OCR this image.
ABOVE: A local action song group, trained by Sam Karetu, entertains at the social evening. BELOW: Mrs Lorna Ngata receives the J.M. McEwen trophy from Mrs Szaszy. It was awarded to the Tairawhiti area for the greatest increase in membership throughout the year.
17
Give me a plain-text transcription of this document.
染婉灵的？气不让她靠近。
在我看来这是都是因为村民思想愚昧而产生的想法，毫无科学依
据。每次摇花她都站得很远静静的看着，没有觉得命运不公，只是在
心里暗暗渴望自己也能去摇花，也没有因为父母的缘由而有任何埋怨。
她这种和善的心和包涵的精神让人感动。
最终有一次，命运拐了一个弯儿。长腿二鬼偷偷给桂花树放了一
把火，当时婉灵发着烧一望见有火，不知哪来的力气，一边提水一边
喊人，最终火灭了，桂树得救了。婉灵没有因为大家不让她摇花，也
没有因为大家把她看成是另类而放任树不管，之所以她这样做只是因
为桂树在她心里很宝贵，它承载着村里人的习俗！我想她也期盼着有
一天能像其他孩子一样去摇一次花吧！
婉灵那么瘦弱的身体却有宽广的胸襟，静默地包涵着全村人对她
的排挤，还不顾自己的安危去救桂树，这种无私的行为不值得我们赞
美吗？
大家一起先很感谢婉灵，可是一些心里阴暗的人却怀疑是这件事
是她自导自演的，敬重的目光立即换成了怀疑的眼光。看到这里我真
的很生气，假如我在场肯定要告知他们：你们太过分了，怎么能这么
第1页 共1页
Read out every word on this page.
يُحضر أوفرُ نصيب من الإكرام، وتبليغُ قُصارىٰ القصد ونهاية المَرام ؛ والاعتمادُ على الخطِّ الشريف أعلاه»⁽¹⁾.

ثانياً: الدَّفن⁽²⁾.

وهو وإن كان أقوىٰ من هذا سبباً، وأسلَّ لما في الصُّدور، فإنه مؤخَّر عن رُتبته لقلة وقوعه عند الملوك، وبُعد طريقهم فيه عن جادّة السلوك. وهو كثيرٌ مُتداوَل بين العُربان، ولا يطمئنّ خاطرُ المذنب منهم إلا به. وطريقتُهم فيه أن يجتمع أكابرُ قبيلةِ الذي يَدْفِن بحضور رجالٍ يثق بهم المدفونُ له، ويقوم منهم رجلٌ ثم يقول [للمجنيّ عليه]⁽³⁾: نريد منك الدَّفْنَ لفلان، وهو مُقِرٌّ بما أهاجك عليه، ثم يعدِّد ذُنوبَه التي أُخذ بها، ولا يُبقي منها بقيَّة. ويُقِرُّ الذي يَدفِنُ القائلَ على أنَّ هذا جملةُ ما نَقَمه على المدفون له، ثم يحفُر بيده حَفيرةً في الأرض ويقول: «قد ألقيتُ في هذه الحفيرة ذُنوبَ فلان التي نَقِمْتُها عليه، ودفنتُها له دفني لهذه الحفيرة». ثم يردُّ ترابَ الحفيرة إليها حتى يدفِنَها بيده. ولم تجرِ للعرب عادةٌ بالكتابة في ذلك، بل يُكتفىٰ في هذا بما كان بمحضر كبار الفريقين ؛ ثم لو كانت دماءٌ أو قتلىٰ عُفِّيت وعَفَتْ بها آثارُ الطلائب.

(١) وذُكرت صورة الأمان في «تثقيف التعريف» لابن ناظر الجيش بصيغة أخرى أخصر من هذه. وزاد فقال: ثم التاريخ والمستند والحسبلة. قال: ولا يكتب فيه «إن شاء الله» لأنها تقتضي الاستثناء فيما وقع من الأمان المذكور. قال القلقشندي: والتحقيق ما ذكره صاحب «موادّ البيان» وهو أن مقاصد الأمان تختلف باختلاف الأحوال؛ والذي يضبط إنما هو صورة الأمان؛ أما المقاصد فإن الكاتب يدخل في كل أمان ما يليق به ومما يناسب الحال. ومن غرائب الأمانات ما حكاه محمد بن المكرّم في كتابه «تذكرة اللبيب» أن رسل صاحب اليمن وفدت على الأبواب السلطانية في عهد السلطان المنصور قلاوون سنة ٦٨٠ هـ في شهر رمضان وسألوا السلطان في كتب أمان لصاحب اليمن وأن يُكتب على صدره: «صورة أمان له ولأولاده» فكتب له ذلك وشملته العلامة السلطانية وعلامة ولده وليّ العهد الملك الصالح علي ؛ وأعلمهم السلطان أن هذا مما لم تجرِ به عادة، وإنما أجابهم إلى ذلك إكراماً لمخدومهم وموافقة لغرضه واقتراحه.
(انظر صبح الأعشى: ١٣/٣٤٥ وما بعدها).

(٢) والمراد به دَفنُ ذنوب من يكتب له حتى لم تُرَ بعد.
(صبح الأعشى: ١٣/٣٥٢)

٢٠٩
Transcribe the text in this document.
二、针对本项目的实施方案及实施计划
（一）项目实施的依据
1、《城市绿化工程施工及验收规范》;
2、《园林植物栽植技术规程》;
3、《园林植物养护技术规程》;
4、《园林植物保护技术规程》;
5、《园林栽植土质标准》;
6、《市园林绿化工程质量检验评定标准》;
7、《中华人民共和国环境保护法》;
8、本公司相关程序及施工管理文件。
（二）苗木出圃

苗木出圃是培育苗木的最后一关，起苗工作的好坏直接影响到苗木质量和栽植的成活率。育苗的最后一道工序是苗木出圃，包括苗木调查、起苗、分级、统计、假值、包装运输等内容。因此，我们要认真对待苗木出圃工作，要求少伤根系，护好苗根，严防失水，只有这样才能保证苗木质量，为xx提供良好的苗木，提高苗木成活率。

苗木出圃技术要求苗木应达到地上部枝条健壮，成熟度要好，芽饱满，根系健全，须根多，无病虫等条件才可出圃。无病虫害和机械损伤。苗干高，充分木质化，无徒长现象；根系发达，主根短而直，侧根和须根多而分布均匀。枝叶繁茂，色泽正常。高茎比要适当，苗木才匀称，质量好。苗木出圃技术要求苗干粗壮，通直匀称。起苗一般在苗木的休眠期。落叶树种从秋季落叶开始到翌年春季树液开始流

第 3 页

### Prompt
Report how many lines hold the string "الأعشى", giving the number and nothing else.

### The output
2